(Extracted records)
--

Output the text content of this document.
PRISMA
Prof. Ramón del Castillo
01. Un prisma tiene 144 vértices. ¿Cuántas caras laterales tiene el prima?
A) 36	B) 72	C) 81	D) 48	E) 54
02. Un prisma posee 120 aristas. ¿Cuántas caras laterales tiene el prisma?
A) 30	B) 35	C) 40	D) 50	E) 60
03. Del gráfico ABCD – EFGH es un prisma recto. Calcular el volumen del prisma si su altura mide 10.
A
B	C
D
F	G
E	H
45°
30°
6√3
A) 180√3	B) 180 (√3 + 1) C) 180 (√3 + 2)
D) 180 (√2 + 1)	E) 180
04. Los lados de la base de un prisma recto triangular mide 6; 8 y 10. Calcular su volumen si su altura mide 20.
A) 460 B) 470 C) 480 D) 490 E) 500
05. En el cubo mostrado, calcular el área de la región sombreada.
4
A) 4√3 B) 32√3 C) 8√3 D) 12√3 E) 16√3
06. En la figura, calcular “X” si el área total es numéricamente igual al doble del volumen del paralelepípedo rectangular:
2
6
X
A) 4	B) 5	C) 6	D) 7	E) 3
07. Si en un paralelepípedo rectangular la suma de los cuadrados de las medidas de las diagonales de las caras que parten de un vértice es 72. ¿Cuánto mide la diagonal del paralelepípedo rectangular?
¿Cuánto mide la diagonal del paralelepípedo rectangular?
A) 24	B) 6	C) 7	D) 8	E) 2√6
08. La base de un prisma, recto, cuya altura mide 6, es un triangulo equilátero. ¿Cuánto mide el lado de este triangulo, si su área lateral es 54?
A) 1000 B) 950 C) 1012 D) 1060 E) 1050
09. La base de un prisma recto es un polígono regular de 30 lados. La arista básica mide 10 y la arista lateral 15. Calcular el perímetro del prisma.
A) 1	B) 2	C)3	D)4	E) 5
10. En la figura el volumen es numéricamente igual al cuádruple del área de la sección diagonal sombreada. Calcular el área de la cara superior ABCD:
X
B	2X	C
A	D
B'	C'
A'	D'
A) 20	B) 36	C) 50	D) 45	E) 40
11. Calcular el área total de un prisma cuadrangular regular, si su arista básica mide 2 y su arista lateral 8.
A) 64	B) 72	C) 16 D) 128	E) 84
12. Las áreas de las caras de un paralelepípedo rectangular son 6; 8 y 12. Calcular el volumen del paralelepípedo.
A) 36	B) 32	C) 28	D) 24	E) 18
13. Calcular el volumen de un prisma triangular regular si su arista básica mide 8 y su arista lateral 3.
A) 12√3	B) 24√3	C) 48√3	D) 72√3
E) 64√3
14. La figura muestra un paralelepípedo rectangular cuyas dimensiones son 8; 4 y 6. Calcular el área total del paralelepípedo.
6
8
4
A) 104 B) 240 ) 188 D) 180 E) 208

--

» WHAT YOU HAVE TO DO
Extract the complete listing verbatim.

» REPLY TO THE TASK
Output the text content of this document.
PRISMA
Prof. Ramón del Castillo
01. Un prisma tiene 144 vértices. ¿Cuántas caras laterales tiene el prima?
A) 36	B) 72	C) 81	D) 48	E) 54
02. Un prisma posee 120 aristas. ¿Cuántas caras laterales tiene el prisma?
A) 30	B) 35	C) 40	D) 50	E) 60
03. Del gráfico ABCD – EFGH es un prisma recto. Calcular el volumen del prisma si su altura mide 10.
A
B	C
D
F	G
E	H
45°
30°
6√3
A) 180√3	B) 180 (√3 + 1) C) 180 (√3 + 2)
D) 180 (√2 + 1)	E) 180
04. Los lados de la base de un prisma recto triangular mide 6; 8 y 10. Calcular su volumen si su altura mide 20.
A) 460 B) 470 C) 480 D) 490 E) 500
05. En el cubo mostrado, calcular el área de la región sombreada.
4
A) 4√3 B) 32√3 C) 8√3 D) 12√3 E) 16√3
06. En la figura, calcular “X” si el área total es numéricamente igual al doble del volumen del paralelepípedo rectangular:
2
6
X
A) 4	B) 5	C) 6	D) 7	E) 3
07. Si en un paralelepípedo rectangular la suma de los cuadrados de las medidas de las diagonales de las caras que parten de un vértice es 72. ¿Cuánto mide la diagonal del paralelepípedo rectangular?
¿Cuánto mide la diagonal del paralelepípedo rectangular?
A) 24	B) 6	C) 7	D) 8	E) 2√6
08. La base de un prisma, recto, cuya altura mide 6, es un triangulo equilátero. ¿Cuánto mide el lado de este triangulo, si su área lateral es 54?
A) 1000 B) 950 C) 1012 D) 1060 E) 1050
09. La base de un prisma recto es un polígono regular de 30 lados. La arista básica mide 10 y la arista lateral 15. Calcular el perímetro del prisma.
A) 1	B) 2	C)3	D)4	E) 5
10. En la figura el volumen es numéricamente igual al cuádruple del área de la sección diagonal sombreada. Calcular el área de la cara superior ABCD:
X
B	2X	C
A	D
B'	C'
A'	D'
A) 20	B) 36	C) 50	D) 45	E) 40
11. Calcular el área total de un prisma cuadrangular regular, si su arista básica mide 2 y su arista lateral 8.
A) 64	B) 72	C) 16 D) 128	E) 84
12. Las áreas de las caras de un paralelepípedo rectangular son 6; 8 y 12. Calcular el volumen del paralelepípedo.
A) 36	B) 32	C) 28	D) 24	E) 18
13. Calcular el volumen de un prisma triangular regular si su arista básica mide 8 y su arista lateral 3.
A) 12√3	B) 24√3	C) 48√3	D) 72√3
E) 64√3
14. La figura muestra un paralelepípedo rectangular cuyas dimensiones son 8; 4 y 6. Calcular el área total del paralelepípedo.
6
8
4
A) 104 B) 240 ) 188 D) 180 E) 208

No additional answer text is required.